# Set problem:
Please list each line in the data below that contains the word "bbox".

# Provided entries:
++++++
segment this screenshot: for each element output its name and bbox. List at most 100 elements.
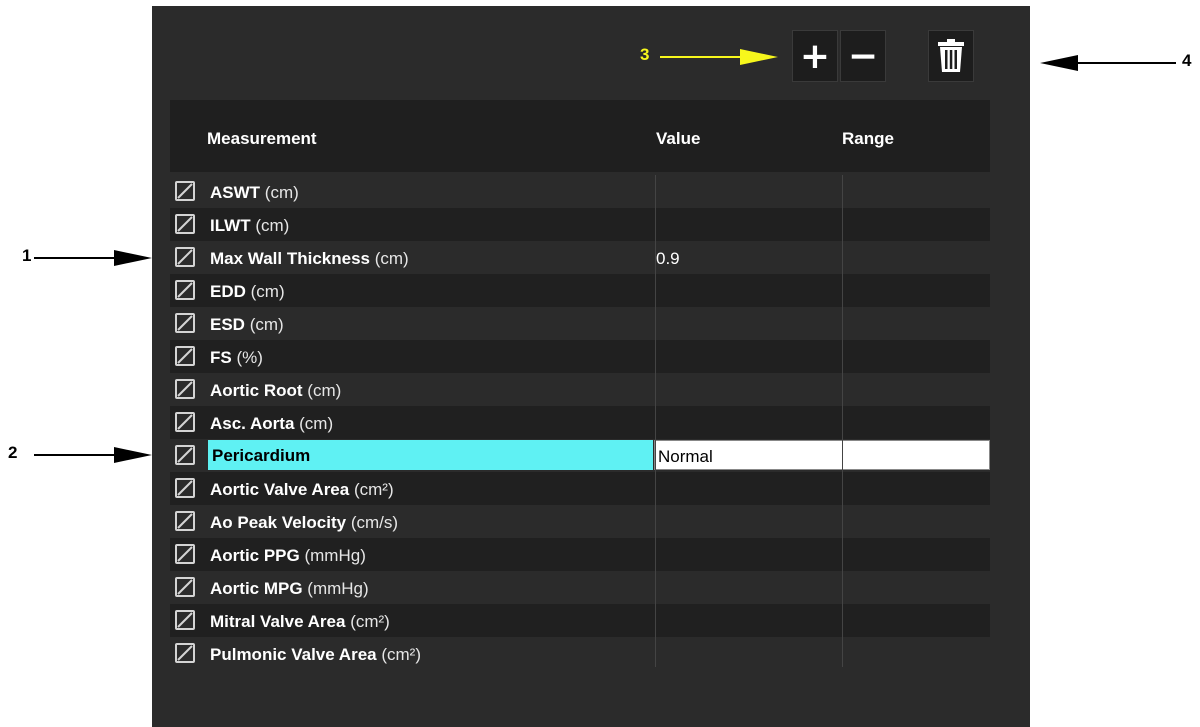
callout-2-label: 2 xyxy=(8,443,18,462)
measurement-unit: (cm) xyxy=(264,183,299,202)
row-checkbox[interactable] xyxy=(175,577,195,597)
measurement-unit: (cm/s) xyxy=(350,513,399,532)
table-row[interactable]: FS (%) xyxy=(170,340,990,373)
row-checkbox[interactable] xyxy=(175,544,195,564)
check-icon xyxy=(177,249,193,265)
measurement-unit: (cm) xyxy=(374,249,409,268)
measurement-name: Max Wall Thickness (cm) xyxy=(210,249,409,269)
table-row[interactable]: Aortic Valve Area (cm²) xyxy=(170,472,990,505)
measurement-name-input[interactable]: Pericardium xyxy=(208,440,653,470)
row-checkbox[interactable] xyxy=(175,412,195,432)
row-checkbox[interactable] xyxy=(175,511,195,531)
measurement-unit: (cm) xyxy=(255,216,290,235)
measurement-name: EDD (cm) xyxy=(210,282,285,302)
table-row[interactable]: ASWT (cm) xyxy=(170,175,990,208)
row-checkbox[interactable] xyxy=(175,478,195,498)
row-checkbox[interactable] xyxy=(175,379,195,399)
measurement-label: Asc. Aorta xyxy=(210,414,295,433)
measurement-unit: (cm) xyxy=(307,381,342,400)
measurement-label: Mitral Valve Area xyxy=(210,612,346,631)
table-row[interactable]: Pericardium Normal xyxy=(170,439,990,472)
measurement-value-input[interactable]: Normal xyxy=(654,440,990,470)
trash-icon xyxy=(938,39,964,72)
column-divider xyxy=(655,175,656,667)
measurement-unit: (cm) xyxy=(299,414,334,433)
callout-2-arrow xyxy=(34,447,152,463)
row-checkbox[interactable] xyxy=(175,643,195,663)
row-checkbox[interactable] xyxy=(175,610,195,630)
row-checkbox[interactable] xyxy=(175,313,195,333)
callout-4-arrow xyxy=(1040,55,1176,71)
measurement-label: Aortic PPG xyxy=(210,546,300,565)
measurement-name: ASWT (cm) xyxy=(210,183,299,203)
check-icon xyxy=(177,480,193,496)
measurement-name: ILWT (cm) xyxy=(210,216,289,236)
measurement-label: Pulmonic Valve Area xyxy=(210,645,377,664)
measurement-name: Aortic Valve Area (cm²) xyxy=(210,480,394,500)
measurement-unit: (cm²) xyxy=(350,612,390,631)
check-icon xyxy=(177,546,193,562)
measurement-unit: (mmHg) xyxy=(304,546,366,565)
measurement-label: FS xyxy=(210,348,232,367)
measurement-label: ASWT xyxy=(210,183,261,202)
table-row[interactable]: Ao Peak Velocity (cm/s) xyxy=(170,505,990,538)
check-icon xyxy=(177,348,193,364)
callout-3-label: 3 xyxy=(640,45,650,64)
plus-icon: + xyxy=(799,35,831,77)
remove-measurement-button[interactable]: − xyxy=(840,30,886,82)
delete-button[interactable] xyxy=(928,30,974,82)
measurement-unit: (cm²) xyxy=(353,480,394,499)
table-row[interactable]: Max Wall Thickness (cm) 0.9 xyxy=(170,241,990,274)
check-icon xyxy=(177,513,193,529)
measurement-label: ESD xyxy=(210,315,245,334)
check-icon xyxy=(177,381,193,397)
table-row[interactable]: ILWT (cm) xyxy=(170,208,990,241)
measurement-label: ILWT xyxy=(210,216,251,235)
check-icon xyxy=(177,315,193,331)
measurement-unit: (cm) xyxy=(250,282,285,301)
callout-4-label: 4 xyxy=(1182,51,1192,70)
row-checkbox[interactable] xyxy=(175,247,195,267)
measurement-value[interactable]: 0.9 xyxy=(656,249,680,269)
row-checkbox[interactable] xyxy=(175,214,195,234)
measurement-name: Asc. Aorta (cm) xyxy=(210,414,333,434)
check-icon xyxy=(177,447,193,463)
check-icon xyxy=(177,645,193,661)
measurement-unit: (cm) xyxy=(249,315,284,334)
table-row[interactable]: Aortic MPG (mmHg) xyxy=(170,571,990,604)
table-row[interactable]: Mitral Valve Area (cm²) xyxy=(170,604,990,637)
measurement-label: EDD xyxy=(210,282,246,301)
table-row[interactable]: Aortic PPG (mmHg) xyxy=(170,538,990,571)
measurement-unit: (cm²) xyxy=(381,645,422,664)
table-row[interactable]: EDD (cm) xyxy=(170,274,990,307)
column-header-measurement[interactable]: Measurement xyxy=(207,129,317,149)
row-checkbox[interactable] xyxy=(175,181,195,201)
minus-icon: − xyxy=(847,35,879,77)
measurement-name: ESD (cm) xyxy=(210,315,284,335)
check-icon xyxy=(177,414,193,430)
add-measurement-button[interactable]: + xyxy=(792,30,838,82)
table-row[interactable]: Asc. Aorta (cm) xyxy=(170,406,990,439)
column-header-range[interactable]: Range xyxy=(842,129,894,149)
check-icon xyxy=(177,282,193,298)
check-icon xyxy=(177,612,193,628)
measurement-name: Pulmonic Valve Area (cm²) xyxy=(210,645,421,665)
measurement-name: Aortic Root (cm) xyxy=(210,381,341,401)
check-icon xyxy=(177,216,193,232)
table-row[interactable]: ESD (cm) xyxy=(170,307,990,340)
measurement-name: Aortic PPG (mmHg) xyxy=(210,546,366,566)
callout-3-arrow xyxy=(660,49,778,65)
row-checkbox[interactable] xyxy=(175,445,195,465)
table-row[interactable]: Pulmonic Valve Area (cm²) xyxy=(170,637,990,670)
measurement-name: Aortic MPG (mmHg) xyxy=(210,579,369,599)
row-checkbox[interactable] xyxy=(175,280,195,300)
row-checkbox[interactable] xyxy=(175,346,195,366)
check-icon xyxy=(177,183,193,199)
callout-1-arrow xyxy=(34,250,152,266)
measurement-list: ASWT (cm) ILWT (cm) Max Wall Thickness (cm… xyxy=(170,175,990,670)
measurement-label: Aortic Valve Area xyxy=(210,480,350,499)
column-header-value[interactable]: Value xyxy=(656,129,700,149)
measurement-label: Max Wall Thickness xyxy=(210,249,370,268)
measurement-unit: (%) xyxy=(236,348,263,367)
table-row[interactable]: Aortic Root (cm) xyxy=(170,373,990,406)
++++++
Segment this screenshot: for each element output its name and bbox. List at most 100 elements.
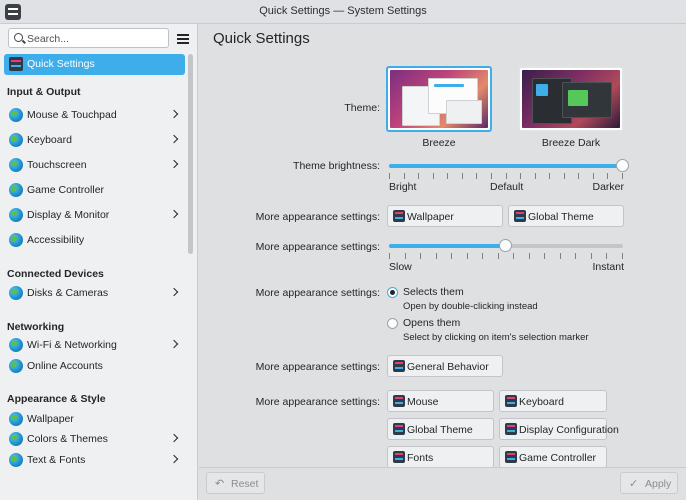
++++++
# Expected output:
segment this screenshot: for each element output its name and bbox. List at most 100 elements.
Segment this screenshot: for each element output its name and bbox. List at most 100 elements.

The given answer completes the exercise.